[Stored entries]
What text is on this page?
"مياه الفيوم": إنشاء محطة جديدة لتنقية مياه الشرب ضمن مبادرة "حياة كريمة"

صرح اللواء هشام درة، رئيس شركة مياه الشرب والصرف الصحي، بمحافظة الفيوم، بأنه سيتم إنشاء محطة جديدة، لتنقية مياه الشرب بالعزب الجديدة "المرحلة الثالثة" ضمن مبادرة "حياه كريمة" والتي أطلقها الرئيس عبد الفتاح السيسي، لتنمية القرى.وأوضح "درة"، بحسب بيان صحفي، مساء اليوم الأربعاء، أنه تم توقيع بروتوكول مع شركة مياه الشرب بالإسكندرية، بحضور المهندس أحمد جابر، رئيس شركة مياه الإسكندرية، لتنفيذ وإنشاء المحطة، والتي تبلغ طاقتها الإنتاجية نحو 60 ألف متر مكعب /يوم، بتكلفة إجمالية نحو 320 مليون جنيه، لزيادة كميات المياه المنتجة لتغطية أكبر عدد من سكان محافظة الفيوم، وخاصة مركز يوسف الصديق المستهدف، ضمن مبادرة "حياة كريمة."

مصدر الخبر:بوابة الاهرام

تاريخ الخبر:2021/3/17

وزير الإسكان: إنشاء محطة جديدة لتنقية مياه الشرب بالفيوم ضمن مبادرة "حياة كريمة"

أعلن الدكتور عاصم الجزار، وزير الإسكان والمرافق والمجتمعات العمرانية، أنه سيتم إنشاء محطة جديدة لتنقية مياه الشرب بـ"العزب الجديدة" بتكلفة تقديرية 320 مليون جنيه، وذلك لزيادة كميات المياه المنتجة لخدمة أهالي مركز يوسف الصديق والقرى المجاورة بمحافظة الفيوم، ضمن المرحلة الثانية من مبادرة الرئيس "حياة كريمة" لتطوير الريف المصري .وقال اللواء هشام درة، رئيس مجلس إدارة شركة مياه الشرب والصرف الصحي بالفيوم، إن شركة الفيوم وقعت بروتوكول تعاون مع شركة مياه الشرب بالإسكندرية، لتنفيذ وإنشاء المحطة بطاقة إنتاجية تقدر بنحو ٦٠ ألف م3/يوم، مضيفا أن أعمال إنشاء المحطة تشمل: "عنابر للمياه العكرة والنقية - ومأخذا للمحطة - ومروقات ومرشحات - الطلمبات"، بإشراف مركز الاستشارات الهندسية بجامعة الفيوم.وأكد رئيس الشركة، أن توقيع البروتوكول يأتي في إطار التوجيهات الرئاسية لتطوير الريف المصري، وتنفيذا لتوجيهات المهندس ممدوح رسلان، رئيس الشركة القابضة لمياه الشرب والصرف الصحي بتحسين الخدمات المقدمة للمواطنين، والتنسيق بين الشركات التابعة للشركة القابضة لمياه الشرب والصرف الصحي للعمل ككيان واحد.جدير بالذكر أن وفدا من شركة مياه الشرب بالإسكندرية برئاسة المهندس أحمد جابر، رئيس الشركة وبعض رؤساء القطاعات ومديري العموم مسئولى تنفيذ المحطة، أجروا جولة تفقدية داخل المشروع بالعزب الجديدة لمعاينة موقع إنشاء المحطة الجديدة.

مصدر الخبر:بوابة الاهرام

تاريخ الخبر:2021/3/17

*EXERCISE*. Make an exact copy of the listing, including every line.

*RIGHT ANSWER*.
What text is on this page?
"مياه الفيوم": إنشاء محطة جديدة لتنقية مياه الشرب ضمن مبادرة "حياة كريمة"

صرح اللواء هشام درة، رئيس شركة مياه الشرب والصرف الصحي، بمحافظة الفيوم، بأنه سيتم إنشاء محطة جديدة، لتنقية مياه الشرب بالعزب الجديدة "المرحلة الثالثة" ضمن مبادرة "حياه كريمة" والتي أطلقها الرئيس عبد الفتاح السيسي، لتنمية القرى.وأوضح "درة"، بحسب بيان صحفي، مساء اليوم الأربعاء، أنه تم توقيع بروتوكول مع شركة مياه الشرب بالإسكندرية، بحضور المهندس أحمد جابر، رئيس شركة مياه الإسكندرية، لتنفيذ وإنشاء المحطة، والتي تبلغ طاقتها الإنتاجية نحو 60 ألف متر مكعب /يوم، بتكلفة إجمالية نحو 320 مليون جنيه، لزيادة كميات المياه المنتجة لتغطية أكبر عدد من سكان محافظة الفيوم، وخاصة مركز يوسف الصديق المستهدف، ضمن مبادرة "حياة كريمة."

مصدر الخبر:بوابة الاهرام

تاريخ الخبر:2021/3/17

وزير الإسكان: إنشاء محطة جديدة لتنقية مياه الشرب بالفيوم ضمن مبادرة "حياة كريمة"

أعلن الدكتور عاصم الجزار، وزير الإسكان والمرافق والمجتمعات العمرانية، أنه سيتم إنشاء محطة جديدة لتنقية مياه الشرب بـ"العزب الجديدة" بتكلفة تقديرية 320 مليون جنيه، وذلك لزيادة كميات المياه المنتجة لخدمة أهالي مركز يوسف الصديق والقرى المجاورة بمحافظة الفيوم، ضمن المرحلة الثانية من مبادرة الرئيس "حياة كريمة" لتطوير الريف المصري .وقال اللواء هشام درة، رئيس مجلس إدارة شركة مياه الشرب والصرف الصحي بالفيوم، إن شركة الفيوم وقعت بروتوكول تعاون مع شركة مياه الشرب بالإسكندرية، لتنفيذ وإنشاء المحطة بطاقة إنتاجية تقدر بنحو ٦٠ ألف م3/يوم، مضيفا أن أعمال إنشاء المحطة تشمل: "عنابر للمياه العكرة والنقية - ومأخذا للمحطة - ومروقات ومرشحات - الطلمبات"، بإشراف مركز الاستشارات الهندسية بجامعة الفيوم.وأكد رئيس الشركة، أن توقيع البروتوكول يأتي في إطار التوجيهات الرئاسية لتطوير الريف المصري، وتنفيذا لتوجيهات المهندس ممدوح رسلان، رئيس الشركة القابضة لمياه الشرب والصرف الصحي بتحسين الخدمات المقدمة للمواطنين، والتنسيق بين الشركات التابعة للشركة القابضة لمياه الشرب والصرف الصحي للعمل ككيان واحد.جدير بالذكر أن وفدا من شركة مياه الشرب بالإسكندرية برئاسة المهندس أحمد جابر، رئيس الشركة وبعض رؤساء القطاعات ومديري العموم مسئولى تنفيذ المحطة، أجروا جولة تفقدية داخل المشروع بالعزب الجديدة لمعاينة موقع إنشاء المحطة الجديدة.

مصدر الخبر:بوابة الاهرام

تاريخ الخبر:2021/3/17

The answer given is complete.